Aim of the task: Copy out the entries below precisely; nothing is to be omitted.

[Begin Input rows]

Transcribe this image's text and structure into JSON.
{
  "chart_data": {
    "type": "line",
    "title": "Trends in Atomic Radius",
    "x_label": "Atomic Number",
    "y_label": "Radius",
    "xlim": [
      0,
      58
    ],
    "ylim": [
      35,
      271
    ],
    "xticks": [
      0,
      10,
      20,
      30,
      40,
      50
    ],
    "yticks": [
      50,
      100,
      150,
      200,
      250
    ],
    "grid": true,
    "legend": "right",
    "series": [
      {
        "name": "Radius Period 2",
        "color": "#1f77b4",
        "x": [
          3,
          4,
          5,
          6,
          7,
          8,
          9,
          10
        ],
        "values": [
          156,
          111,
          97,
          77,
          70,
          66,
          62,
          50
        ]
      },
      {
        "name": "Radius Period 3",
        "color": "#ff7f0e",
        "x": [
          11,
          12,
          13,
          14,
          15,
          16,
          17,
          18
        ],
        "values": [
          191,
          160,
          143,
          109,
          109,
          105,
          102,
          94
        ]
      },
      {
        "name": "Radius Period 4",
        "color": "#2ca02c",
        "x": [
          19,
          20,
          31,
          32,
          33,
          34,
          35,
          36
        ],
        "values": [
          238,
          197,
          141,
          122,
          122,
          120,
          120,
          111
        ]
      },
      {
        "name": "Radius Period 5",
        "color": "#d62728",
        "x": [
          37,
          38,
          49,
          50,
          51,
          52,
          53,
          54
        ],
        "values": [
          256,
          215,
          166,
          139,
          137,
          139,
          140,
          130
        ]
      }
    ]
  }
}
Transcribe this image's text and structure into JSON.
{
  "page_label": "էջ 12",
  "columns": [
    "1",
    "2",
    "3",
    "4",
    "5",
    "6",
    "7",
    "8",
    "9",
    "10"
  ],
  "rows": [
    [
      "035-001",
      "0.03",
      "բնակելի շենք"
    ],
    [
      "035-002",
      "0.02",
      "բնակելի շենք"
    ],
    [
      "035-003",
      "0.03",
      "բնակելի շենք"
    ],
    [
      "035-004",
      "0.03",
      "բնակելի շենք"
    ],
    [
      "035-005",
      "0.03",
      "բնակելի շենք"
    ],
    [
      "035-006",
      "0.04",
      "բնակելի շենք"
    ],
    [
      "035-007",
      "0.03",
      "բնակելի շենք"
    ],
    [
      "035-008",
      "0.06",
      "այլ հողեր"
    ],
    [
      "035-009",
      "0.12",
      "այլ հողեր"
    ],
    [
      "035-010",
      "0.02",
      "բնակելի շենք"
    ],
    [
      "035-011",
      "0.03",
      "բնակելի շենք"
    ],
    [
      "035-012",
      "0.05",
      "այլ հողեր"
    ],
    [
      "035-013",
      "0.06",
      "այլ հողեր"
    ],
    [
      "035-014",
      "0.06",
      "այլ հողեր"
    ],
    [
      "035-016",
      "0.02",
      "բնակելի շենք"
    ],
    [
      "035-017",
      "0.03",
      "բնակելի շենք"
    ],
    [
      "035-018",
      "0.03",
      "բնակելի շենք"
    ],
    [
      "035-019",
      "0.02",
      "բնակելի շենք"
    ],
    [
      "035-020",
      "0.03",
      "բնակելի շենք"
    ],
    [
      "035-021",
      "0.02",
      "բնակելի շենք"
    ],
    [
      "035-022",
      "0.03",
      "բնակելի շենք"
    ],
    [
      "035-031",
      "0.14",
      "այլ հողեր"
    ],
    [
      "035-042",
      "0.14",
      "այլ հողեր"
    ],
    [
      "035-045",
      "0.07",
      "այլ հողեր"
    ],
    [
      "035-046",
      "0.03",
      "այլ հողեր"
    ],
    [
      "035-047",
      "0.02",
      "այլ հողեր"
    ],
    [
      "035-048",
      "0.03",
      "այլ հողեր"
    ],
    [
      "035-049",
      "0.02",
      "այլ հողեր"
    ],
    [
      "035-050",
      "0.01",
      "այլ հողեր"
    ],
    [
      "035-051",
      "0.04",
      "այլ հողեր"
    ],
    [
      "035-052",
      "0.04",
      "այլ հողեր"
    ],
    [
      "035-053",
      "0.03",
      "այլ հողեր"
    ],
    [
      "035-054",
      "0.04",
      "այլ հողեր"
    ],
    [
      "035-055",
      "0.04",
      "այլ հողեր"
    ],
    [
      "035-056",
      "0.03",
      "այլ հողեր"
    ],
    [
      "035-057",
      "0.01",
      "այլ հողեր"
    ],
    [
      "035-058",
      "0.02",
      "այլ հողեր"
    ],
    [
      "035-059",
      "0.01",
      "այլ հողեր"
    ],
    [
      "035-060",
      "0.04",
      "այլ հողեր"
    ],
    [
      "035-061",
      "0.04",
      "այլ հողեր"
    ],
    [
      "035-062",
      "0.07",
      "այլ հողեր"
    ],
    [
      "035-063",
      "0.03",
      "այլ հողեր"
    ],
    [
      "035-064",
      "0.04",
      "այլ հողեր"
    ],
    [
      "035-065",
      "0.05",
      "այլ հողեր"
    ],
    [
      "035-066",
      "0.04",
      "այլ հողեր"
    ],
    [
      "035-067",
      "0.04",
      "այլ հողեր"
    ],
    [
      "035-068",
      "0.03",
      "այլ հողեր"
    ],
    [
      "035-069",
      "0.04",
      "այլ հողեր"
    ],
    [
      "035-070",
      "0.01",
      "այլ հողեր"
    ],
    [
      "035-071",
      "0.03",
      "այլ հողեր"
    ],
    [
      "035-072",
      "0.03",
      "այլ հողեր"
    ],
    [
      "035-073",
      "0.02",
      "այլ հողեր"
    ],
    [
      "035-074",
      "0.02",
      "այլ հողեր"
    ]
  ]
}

[End Input rows]

Result below:
Transcribe this image's text and structure into JSON.
{
  "chart_data": {
    "type": "line",
    "title": "Trends in Atomic Radius",
    "x_label": "Atomic Number",
    "y_label": "Radius",
    "xlim": [
      0,
      58
    ],
    "ylim": [
      35,
      271
    ],
    "xticks": [
      0,
      10,
      20,
      30,
      40,
      50
    ],
    "yticks": [
      50,
      100,
      150,
      200,
      250
    ],
    "grid": true,
    "legend": "right",
    "series": [
      {
        "name": "Radius Period 2",
        "color": "#1f77b4",
        "x": [
          3,
          4,
          5,
          6,
          7,
          8,
          9,
          10
        ],
        "values": [
          156,
          111,
          97,
          77,
          70,
          66,
          62,
          50
        ]
      },
      {
        "name": "Radius Period 3",
        "color": "#ff7f0e",
        "x": [
          11,
          12,
          13,
          14,
          15,
          16,
          17,
          18
        ],
        "values": [
          191,
          160,
          143,
          109,
          109,
          105,
          102,
          94
        ]
      },
      {
        "name": "Radius Period 4",
        "color": "#2ca02c",
        "x": [
          19,
          20,
          31,
          32,
          33,
          34,
          35,
          36
        ],
        "values": [
          238,
          197,
          141,
          122,
          122,
          120,
          120,
          111
        ]
      },
      {
        "name": "Radius Period 5",
        "color": "#d62728",
        "x": [
          37,
          38,
          49,
          50,
          51,
          52,
          53,
          54
        ],
        "values": [
          256,
          215,
          166,
          139,
          137,
          139,
          140,
          130
        ]
      }
    ]
  }
}
Transcribe this image's text and structure into JSON.
{
  "page_label": "էջ 12",
  "columns": [
    "1",
    "2",
    "3",
    "4",
    "5",
    "6",
    "7",
    "8",
    "9",
    "10"
  ],
  "rows": [
    [
      "035-001",
      "0.03",
      "բնակելի շենք"
    ],
    [
      "035-002",
      "0.02",
      "բնակելի շենք"
    ],
    [
      "035-003",
      "0.03",
      "բնակելի շենք"
    ],
    [
      "035-004",
      "0.03",
      "բնակելի շենք"
    ],
    [
      "035-005",
      "0.03",
      "բնակելի շենք"
    ],
    [
      "035-006",
      "0.04",
      "բնակելի շենք"
    ],
    [
      "035-007",
      "0.03",
      "բնակելի շենք"
    ],
    [
      "035-008",
      "0.06",
      "այլ հողեր"
    ],
    [
      "035-009",
      "0.12",
      "այլ հողեր"
    ],
    [
      "035-010",
      "0.02",
      "բնակելի շենք"
    ],
    [
      "035-011",
      "0.03",
      "բնակելի շենք"
    ],
    [
      "035-012",
      "0.05",
      "այլ հողեր"
    ],
    [
      "035-013",
      "0.06",
      "այլ հողեր"
    ],
    [
      "035-014",
      "0.06",
      "այլ հողեր"
    ],
    [
      "035-016",
      "0.02",
      "բնակելի շենք"
    ],
    [
      "035-017",
      "0.03",
      "բնակելի շենք"
    ],
    [
      "035-018",
      "0.03",
      "բնակելի շենք"
    ],
    [
      "035-019",
      "0.02",
      "բնակելի շենք"
    ],
    [
      "035-020",
      "0.03",
      "բնակելի շենք"
    ],
    [
      "035-021",
      "0.02",
      "բնակելի շենք"
    ],
    [
      "035-022",
      "0.03",
      "բնակելի շենք"
    ],
    [
      "035-031",
      "0.14",
      "այլ հողեր"
    ],
    [
      "035-042",
      "0.14",
      "այլ հողեր"
    ],
    [
      "035-045",
      "0.07",
      "այլ հողեր"
    ],
    [
      "035-046",
      "0.03",
      "այլ հողեր"
    ],
    [
      "035-047",
      "0.02",
      "այլ հողեր"
    ],
    [
      "035-048",
      "0.03",
      "այլ հողեր"
    ],
    [
      "035-049",
      "0.02",
      "այլ հողեր"
    ],
    [
      "035-050",
      "0.01",
      "այլ հողեր"
    ],
    [
      "035-051",
      "0.04",
      "այլ հողեր"
    ],
    [
      "035-052",
      "0.04",
      "այլ հողեր"
    ],
    [
      "035-053",
      "0.03",
      "այլ հողեր"
    ],
    [
      "035-054",
      "0.04",
      "այլ հողեր"
    ],
    [
      "035-055",
      "0.04",
      "այլ հողեր"
    ],
    [
      "035-056",
      "0.03",
      "այլ հողեր"
    ],
    [
      "035-057",
      "0.01",
      "այլ հողեր"
    ],
    [
      "035-058",
      "0.02",
      "այլ հողեր"
    ],
    [
      "035-059",
      "0.01",
      "այլ հողեր"
    ],
    [
      "035-060",
      "0.04",
      "այլ հողեր"
    ],
    [
      "035-061",
      "0.04",
      "այլ հողեր"
    ],
    [
      "035-062",
      "0.07",
      "այլ հողեր"
    ],
    [
      "035-063",
      "0.03",
      "այլ հողեր"
    ],
    [
      "035-064",
      "0.04",
      "այլ հողեր"
    ],
    [
      "035-065",
      "0.05",
      "այլ հողեր"
    ],
    [
      "035-066",
      "0.04",
      "այլ հողեր"
    ],
    [
      "035-067",
      "0.04",
      "այլ հողեր"
    ],
    [
      "035-068",
      "0.03",
      "այլ հողեր"
    ],
    [
      "035-069",
      "0.04",
      "այլ հողեր"
    ],
    [
      "035-070",
      "0.01",
      "այլ հողեր"
    ],
    [
      "035-071",
      "0.03",
      "այլ հողեր"
    ],
    [
      "035-072",
      "0.03",
      "այլ հողեր"
    ],
    [
      "035-073",
      "0.02",
      "այլ հողեր"
    ],
    [
      "035-074",
      "0.02",
      "այլ հողեր"
    ]
  ]
}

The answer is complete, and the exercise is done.